### Task data

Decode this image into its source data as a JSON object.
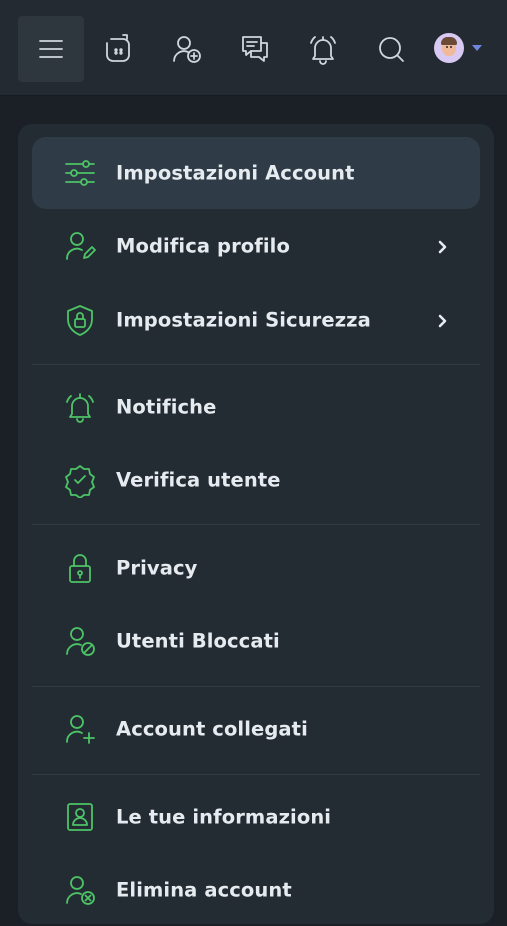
{
  "topbar": {
    "icons": [
      "menu-icon",
      "stories-icon",
      "add-friend-icon",
      "messages-icon",
      "notifications-icon",
      "search-icon"
    ],
    "avatar": "user-avatar",
    "accent": "#6f86e0"
  },
  "colors": {
    "icon_green": "#4cc466",
    "panel_bg": "#242c33",
    "active_bg": "#2f3b46"
  },
  "menu": {
    "items": [
      {
        "label": "Impostazioni Account",
        "icon": "sliders-icon",
        "active": true
      },
      {
        "label": "Modifica profilo",
        "icon": "user-edit-icon",
        "chevron": true
      },
      {
        "label": "Impostazioni Sicurezza",
        "icon": "shield-lock-icon",
        "chevron": true
      },
      {
        "label": "Notifiche",
        "icon": "bell-icon"
      },
      {
        "label": "Verifica utente",
        "icon": "verified-badge-icon"
      },
      {
        "label": "Privacy",
        "icon": "lock-icon"
      },
      {
        "label": "Utenti Bloccati",
        "icon": "user-blocked-icon"
      },
      {
        "label": "Account collegati",
        "icon": "user-plus-icon"
      },
      {
        "label": "Le tue informazioni",
        "icon": "id-card-icon"
      },
      {
        "label": "Elimina account",
        "icon": "user-delete-icon"
      }
    ]
  }
}
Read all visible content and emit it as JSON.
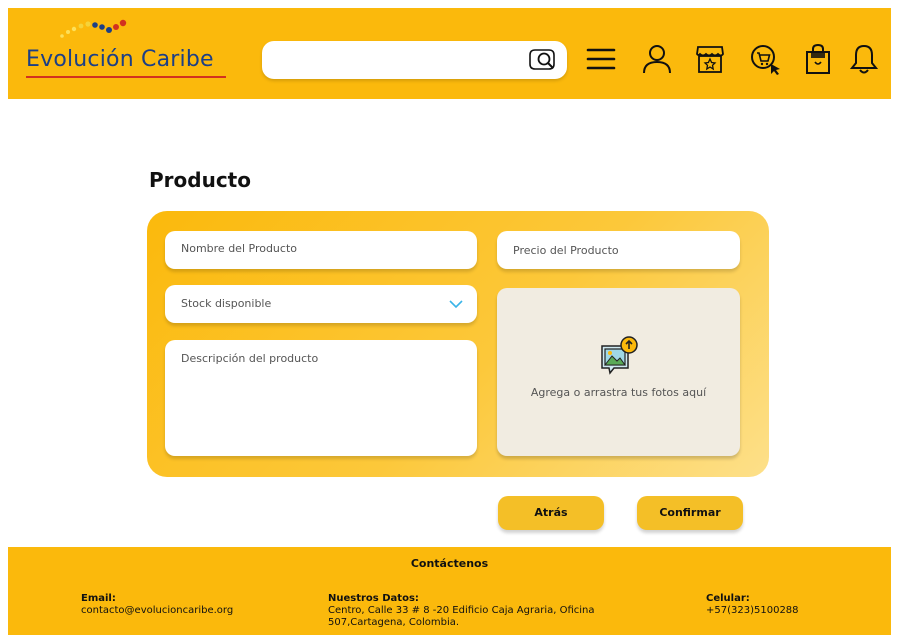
{
  "header": {
    "brand": "Evolución Caribe",
    "search_placeholder": "",
    "icons": [
      "search-icon",
      "menu-icon",
      "user-icon",
      "store-icon",
      "cart-icon",
      "shopping-bag-icon",
      "bell-icon"
    ]
  },
  "main": {
    "title": "Producto",
    "form": {
      "name_placeholder": "Nombre del Producto",
      "price_placeholder": "Precio del Producto",
      "stock_placeholder": "Stock disponible",
      "description_placeholder": "Descripción del producto",
      "dropzone_text": "Agrega o arrastra tus fotos aquí"
    },
    "buttons": {
      "back": "Atrás",
      "confirm": "Confirmar"
    }
  },
  "footer": {
    "title": "Contáctenos",
    "email_label": "Email:",
    "email_value": "contacto@evolucioncaribe.org",
    "data_label": "Nuestros Datos:",
    "data_value": "Centro, Calle 33 # 8 -20 Edificio Caja Agraria, Oficina 507,Cartagena, Colombia.",
    "phone_label": "Celular:",
    "phone_value": "+57(323)5100288"
  },
  "colors": {
    "brand_yellow": "#fbb90c",
    "brand_blue": "#1c3f86",
    "brand_red": "#d2311f",
    "button": "#f4bf27",
    "dropzone_bg": "#f1ece1"
  }
}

### Set problem
Exact duplication of all the records is required; pictures are omitted from the copy.

### Completed exercise
Decode this image into its source data as a JSON object.
{
  "topbar": {
    "icons": [
      "menu-icon",
      "stories-icon",
      "add-friend-icon",
      "messages-icon",
      "notifications-icon",
      "search-icon"
    ],
    "avatar": "user-avatar",
    "accent": "#6f86e0"
  },
  "colors": {
    "icon_green": "#4cc466",
    "panel_bg": "#242c33",
    "active_bg": "#2f3b46"
  },
  "menu": {
    "items": [
      {
        "label": "Impostazioni Account",
        "icon": "sliders-icon",
        "active": true
      },
      {
        "label": "Modifica profilo",
        "icon": "user-edit-icon",
        "chevron": true
      },
      {
        "label": "Impostazioni Sicurezza",
        "icon": "shield-lock-icon",
        "chevron": true
      },
      {
        "label": "Notifiche",
        "icon": "bell-icon"
      },
      {
        "label": "Verifica utente",
        "icon": "verified-badge-icon"
      },
      {
        "label": "Privacy",
        "icon": "lock-icon"
      },
      {
        "label": "Utenti Bloccati",
        "icon": "user-blocked-icon"
      },
      {
        "label": "Account collegati",
        "icon": "user-plus-icon"
      },
      {
        "label": "Le tue informazioni",
        "icon": "id-card-icon"
      },
      {
        "label": "Elimina account",
        "icon": "user-delete-icon"
      }
    ]
  }
}
Read all visible content and emit it as JSON.
{
  "header": {
    "brand": "Evolución Caribe",
    "search_placeholder": "",
    "icons": [
      "search-icon",
      "menu-icon",
      "user-icon",
      "store-icon",
      "cart-icon",
      "shopping-bag-icon",
      "bell-icon"
    ]
  },
  "main": {
    "title": "Producto",
    "form": {
      "name_placeholder": "Nombre del Producto",
      "price_placeholder": "Precio del Producto",
      "stock_placeholder": "Stock disponible",
      "description_placeholder": "Descripción del producto",
      "dropzone_text": "Agrega o arrastra tus fotos aquí"
    },
    "buttons": {
      "back": "Atrás",
      "confirm": "Confirmar"
    }
  },
  "footer": {
    "title": "Contáctenos",
    "email_label": "Email:",
    "email_value": "contacto@evolucioncaribe.org",
    "data_label": "Nuestros Datos:",
    "data_value": "Centro, Calle 33 # 8 -20 Edificio Caja Agraria, Oficina 507,Cartagena, Colombia.",
    "phone_label": "Celular:",
    "phone_value": "+57(323)5100288"
  },
  "colors": {
    "brand_yellow": "#fbb90c",
    "brand_blue": "#1c3f86",
    "brand_red": "#d2311f",
    "button": "#f4bf27",
    "dropzone_bg": "#f1ece1"
  }
}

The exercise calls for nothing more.